**SET EXERCISE**
Extract the full set of records that follows, word for word.

Some records:
START

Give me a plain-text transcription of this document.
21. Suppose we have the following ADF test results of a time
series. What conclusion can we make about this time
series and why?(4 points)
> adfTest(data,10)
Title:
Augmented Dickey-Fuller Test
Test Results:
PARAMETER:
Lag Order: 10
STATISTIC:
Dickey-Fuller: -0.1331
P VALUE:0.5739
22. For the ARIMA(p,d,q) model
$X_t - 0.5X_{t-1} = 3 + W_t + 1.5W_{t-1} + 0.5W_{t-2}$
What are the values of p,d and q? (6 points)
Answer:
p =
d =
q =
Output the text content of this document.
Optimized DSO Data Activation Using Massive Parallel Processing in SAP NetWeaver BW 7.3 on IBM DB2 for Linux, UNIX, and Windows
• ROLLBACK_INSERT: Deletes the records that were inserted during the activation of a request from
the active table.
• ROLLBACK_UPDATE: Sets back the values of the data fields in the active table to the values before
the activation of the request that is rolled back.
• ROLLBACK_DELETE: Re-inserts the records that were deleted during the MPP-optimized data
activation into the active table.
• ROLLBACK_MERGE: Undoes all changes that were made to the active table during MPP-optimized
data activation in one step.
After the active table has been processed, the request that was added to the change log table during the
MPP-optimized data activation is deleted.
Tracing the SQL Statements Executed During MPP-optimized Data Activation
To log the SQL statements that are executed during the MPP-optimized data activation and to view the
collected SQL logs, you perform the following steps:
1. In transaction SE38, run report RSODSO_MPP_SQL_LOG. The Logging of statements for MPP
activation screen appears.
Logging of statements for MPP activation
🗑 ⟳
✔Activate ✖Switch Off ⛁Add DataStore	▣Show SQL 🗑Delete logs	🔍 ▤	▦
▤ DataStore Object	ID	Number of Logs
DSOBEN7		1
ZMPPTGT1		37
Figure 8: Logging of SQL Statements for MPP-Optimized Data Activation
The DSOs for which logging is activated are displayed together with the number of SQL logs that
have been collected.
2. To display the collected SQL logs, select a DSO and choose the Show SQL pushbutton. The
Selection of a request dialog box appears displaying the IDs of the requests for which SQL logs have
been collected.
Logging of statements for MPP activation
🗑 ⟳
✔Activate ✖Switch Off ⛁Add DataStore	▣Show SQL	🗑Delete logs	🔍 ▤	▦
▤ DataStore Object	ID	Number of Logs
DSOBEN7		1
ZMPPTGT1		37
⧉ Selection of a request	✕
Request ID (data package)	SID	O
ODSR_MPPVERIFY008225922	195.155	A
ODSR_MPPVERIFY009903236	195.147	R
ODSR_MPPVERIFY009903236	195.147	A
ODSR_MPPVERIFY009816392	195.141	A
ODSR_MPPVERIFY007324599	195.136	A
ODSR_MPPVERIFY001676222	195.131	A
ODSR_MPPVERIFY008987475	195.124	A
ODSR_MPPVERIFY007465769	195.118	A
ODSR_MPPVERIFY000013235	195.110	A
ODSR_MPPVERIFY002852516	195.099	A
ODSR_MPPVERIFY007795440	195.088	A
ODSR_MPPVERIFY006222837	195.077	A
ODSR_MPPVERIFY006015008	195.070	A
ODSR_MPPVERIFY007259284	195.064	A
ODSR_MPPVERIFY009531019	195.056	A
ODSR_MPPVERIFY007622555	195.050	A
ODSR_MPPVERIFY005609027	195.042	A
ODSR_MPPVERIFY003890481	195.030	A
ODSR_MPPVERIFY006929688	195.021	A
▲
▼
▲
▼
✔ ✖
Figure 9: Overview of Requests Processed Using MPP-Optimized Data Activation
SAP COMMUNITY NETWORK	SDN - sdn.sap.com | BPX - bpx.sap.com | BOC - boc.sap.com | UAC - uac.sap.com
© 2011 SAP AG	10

END

**RIGHT ANSWER**
Give me a plain-text transcription of this document.
21. Suppose we have the following ADF test results of a time
series. What conclusion can we make about this time
series and why?(4 points)
> adfTest(data,10)
Title:
Augmented Dickey-Fuller Test
Test Results:
PARAMETER:
Lag Order: 10
STATISTIC:
Dickey-Fuller: -0.1331
P VALUE:0.5739
22. For the ARIMA(p,d,q) model
$X_t - 0.5X_{t-1} = 3 + W_t + 1.5W_{t-1} + 0.5W_{t-2}$
What are the values of p,d and q? (6 points)
Answer:
p =
d =
q =
Output the text content of this document.
Optimized DSO Data Activation Using Massive Parallel Processing in SAP NetWeaver BW 7.3 on IBM DB2 for Linux, UNIX, and Windows
• ROLLBACK_INSERT: Deletes the records that were inserted during the activation of a request from
the active table.
• ROLLBACK_UPDATE: Sets back the values of the data fields in the active table to the values before
the activation of the request that is rolled back.
• ROLLBACK_DELETE: Re-inserts the records that were deleted during the MPP-optimized data
activation into the active table.
• ROLLBACK_MERGE: Undoes all changes that were made to the active table during MPP-optimized
data activation in one step.
After the active table has been processed, the request that was added to the change log table during the
MPP-optimized data activation is deleted.
Tracing the SQL Statements Executed During MPP-optimized Data Activation
To log the SQL statements that are executed during the MPP-optimized data activation and to view the
collected SQL logs, you perform the following steps:
1. In transaction SE38, run report RSODSO_MPP_SQL_LOG. The Logging of statements for MPP
activation screen appears.
Logging of statements for MPP activation
🗑 ⟳
✔Activate ✖Switch Off ⛁Add DataStore	▣Show SQL 🗑Delete logs	🔍 ▤	▦
▤ DataStore Object	ID	Number of Logs
DSOBEN7		1
ZMPPTGT1		37
Figure 8: Logging of SQL Statements for MPP-Optimized Data Activation
The DSOs for which logging is activated are displayed together with the number of SQL logs that
have been collected.
2. To display the collected SQL logs, select a DSO and choose the Show SQL pushbutton. The
Selection of a request dialog box appears displaying the IDs of the requests for which SQL logs have
been collected.
Logging of statements for MPP activation
🗑 ⟳
✔Activate ✖Switch Off ⛁Add DataStore	▣Show SQL	🗑Delete logs	🔍 ▤	▦
▤ DataStore Object	ID	Number of Logs
DSOBEN7		1
ZMPPTGT1		37
⧉ Selection of a request	✕
Request ID (data package)	SID	O
ODSR_MPPVERIFY008225922	195.155	A
ODSR_MPPVERIFY009903236	195.147	R
ODSR_MPPVERIFY009903236	195.147	A
ODSR_MPPVERIFY009816392	195.141	A
ODSR_MPPVERIFY007324599	195.136	A
ODSR_MPPVERIFY001676222	195.131	A
ODSR_MPPVERIFY008987475	195.124	A
ODSR_MPPVERIFY007465769	195.118	A
ODSR_MPPVERIFY000013235	195.110	A
ODSR_MPPVERIFY002852516	195.099	A
ODSR_MPPVERIFY007795440	195.088	A
ODSR_MPPVERIFY006222837	195.077	A
ODSR_MPPVERIFY006015008	195.070	A
ODSR_MPPVERIFY007259284	195.064	A
ODSR_MPPVERIFY009531019	195.056	A
ODSR_MPPVERIFY007622555	195.050	A
ODSR_MPPVERIFY005609027	195.042	A
ODSR_MPPVERIFY003890481	195.030	A
ODSR_MPPVERIFY006929688	195.021	A
▲
▼
▲
▼
✔ ✖
Figure 9: Overview of Requests Processed Using MPP-Optimized Data Activation
SAP COMMUNITY NETWORK	SDN - sdn.sap.com | BPX - bpx.sap.com | BOC - boc.sap.com | UAC - uac.sap.com
© 2011 SAP AG	10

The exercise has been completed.